### Data provided

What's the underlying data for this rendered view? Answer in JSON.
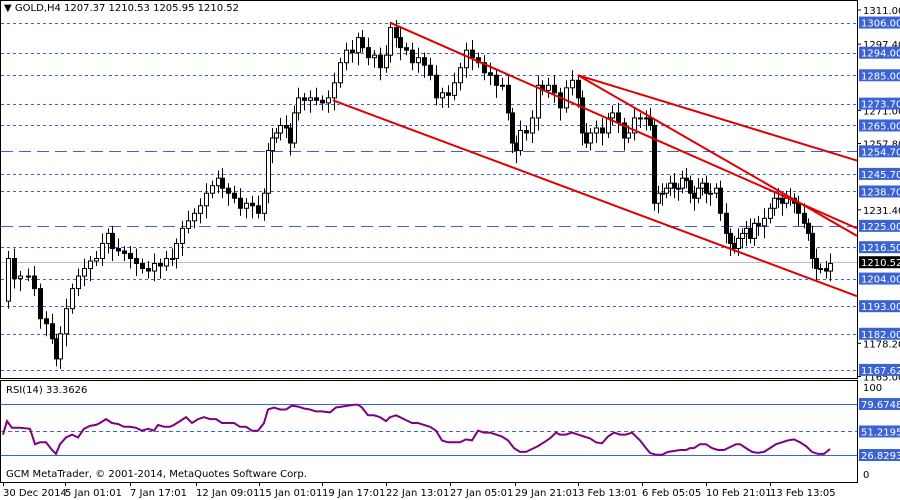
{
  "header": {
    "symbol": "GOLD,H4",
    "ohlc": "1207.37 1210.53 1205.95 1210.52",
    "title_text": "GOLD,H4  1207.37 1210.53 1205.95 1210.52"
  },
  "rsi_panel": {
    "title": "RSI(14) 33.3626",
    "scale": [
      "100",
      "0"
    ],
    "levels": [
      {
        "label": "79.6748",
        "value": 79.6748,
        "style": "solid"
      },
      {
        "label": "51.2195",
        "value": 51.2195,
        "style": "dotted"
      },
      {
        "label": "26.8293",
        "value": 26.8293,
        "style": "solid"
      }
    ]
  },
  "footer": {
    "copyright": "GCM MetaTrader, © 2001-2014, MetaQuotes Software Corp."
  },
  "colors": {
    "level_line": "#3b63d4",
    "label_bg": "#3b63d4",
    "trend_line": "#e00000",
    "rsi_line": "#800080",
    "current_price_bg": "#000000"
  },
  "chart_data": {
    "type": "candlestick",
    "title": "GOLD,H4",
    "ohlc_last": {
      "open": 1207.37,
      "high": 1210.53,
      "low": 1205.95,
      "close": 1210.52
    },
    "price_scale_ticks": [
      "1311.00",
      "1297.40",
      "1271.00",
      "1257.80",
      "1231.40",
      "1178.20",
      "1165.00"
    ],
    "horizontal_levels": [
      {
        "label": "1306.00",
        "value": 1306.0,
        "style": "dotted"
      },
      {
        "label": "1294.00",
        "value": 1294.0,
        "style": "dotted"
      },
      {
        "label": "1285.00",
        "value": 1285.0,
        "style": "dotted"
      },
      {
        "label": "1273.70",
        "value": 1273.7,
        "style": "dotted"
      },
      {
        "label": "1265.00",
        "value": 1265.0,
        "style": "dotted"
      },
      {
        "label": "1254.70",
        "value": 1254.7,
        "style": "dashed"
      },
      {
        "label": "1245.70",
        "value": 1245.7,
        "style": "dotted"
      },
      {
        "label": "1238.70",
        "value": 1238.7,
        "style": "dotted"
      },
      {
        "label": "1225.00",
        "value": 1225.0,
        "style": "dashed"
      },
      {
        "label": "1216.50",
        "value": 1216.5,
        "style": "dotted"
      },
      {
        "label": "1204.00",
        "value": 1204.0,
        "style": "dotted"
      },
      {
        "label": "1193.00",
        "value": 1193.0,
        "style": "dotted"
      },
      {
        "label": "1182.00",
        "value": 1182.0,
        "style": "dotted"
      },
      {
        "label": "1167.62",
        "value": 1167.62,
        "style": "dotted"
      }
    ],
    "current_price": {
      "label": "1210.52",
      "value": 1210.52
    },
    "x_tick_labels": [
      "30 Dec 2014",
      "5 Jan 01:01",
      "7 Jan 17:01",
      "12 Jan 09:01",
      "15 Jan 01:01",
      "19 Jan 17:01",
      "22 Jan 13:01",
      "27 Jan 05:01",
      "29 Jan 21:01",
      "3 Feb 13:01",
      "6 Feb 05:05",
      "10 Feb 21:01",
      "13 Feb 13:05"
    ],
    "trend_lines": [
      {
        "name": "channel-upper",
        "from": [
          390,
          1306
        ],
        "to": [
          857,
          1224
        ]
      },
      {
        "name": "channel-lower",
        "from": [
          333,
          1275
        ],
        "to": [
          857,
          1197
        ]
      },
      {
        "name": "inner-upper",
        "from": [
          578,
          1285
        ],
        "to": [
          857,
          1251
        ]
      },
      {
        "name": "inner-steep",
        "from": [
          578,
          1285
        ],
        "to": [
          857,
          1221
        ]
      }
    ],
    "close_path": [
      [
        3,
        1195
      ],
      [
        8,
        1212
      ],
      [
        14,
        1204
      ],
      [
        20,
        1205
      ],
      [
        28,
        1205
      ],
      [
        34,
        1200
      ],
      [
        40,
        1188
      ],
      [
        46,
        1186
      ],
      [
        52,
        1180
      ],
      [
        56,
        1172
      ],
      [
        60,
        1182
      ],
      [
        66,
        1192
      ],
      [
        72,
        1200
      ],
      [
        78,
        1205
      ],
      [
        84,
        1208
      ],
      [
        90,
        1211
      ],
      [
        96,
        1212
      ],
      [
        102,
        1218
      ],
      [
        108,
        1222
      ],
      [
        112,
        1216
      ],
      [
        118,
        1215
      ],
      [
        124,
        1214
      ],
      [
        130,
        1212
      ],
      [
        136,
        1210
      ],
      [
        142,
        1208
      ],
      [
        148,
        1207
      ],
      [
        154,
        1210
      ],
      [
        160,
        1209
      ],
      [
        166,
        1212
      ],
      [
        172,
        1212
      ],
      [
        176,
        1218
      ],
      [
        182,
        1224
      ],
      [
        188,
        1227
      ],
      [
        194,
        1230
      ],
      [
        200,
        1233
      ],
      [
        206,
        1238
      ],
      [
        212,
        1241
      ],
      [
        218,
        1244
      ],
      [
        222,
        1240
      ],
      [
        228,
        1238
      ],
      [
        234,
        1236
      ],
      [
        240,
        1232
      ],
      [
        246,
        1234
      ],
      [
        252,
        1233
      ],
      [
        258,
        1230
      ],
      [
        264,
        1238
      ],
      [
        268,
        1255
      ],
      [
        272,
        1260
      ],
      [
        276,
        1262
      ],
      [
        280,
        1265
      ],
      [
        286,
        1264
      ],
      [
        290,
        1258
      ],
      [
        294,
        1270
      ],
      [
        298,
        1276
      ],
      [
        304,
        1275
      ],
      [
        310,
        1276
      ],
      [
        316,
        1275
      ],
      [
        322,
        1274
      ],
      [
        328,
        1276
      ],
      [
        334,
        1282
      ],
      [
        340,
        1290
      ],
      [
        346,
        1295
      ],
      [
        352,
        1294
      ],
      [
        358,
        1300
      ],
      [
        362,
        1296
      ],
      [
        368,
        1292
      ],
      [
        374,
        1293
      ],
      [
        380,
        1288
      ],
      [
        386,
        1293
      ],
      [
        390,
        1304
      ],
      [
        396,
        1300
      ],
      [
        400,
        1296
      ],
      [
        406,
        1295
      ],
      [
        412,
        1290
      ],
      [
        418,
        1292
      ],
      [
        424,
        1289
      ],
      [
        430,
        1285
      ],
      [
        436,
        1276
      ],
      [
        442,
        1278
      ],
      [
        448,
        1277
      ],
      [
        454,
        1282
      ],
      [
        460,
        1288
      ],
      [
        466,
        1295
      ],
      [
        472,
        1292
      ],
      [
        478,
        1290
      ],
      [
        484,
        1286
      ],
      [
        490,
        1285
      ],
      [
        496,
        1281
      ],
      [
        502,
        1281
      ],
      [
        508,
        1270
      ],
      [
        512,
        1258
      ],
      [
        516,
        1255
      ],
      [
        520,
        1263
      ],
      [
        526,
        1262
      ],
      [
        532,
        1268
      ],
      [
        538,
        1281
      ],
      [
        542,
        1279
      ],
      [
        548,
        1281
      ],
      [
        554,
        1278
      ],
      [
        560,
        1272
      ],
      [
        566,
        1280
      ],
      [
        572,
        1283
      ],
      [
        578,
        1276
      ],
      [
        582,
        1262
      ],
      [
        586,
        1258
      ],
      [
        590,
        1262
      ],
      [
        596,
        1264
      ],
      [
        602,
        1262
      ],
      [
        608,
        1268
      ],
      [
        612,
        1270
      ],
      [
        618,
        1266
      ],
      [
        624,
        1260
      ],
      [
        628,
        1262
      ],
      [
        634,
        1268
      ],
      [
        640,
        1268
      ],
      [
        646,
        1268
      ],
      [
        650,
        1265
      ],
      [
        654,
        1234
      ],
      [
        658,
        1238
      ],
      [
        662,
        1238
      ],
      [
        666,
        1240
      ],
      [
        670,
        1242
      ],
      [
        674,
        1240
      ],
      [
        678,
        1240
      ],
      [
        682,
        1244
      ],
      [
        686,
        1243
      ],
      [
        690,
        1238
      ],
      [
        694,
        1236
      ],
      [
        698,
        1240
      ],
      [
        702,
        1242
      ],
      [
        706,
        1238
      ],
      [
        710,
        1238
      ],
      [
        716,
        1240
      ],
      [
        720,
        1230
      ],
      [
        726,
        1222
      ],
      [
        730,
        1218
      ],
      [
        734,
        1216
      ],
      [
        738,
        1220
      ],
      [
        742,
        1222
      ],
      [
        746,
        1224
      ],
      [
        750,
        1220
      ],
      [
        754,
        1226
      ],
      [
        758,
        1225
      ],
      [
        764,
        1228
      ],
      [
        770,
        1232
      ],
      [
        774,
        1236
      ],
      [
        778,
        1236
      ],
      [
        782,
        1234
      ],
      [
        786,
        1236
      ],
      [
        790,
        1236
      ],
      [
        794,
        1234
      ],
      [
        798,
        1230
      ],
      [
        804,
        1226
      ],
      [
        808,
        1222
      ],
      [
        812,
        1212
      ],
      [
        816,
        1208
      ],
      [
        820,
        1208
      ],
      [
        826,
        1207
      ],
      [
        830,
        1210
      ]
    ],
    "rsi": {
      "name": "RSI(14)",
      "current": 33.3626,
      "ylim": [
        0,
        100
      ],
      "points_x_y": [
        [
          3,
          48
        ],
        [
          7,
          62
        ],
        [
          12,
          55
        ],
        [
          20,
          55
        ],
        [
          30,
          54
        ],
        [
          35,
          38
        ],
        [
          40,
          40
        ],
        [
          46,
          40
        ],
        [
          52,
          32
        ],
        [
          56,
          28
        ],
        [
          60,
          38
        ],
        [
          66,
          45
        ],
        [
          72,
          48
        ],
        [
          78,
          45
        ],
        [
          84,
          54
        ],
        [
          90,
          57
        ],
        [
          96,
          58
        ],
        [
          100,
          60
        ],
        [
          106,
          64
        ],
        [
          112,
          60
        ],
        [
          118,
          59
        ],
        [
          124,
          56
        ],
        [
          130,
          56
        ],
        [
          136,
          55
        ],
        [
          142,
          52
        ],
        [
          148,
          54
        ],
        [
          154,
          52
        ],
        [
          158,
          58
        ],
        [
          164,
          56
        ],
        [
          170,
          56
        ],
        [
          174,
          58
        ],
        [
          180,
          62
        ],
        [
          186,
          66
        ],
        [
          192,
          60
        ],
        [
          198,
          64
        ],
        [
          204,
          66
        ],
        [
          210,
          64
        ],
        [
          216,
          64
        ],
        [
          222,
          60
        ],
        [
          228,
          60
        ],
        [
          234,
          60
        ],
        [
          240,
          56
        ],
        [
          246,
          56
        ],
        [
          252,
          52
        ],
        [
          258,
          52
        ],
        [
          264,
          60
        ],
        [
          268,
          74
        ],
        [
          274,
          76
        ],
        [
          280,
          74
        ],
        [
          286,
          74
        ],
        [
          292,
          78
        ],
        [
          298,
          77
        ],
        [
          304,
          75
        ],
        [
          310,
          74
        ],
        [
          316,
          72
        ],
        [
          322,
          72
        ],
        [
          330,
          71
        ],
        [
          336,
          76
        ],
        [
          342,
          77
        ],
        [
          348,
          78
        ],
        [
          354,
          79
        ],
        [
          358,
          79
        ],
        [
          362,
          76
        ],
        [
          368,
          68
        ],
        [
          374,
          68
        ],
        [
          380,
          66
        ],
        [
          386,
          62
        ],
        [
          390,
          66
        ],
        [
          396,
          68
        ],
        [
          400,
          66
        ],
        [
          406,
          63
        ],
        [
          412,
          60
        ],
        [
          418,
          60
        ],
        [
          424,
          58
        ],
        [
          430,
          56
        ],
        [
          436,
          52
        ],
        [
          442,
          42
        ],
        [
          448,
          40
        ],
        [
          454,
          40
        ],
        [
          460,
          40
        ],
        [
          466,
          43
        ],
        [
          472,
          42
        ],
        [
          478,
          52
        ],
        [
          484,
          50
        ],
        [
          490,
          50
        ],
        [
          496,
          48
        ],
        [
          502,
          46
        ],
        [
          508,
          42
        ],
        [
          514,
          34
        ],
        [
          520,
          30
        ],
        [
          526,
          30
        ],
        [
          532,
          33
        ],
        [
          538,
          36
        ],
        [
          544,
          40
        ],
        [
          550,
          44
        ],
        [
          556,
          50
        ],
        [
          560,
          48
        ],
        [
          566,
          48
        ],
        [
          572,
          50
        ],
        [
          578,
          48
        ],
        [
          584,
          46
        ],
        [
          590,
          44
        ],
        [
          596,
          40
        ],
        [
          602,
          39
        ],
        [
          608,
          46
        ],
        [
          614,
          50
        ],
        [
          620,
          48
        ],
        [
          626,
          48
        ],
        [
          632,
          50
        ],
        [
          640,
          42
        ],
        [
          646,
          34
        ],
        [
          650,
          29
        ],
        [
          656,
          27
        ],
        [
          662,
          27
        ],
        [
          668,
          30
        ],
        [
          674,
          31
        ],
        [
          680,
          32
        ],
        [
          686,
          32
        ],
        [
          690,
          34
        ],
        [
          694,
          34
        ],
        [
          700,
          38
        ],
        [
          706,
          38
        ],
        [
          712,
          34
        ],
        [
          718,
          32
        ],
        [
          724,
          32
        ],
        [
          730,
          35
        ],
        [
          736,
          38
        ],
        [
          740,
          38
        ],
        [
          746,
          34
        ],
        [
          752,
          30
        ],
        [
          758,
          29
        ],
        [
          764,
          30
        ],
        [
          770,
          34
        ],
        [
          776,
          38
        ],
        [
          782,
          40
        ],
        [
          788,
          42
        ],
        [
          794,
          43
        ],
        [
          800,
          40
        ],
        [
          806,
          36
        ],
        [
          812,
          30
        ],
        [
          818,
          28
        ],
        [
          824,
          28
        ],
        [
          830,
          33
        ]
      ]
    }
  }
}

### Task instructions
Your task is to gather all lines from the entries above that hold the word "GOLD".

### Task solution
    "symbol": "GOLD,H4",
    "title_text": "GOLD,H4  1207.37 1210.53 1205.95 1210.52"
    "title": "GOLD,H4",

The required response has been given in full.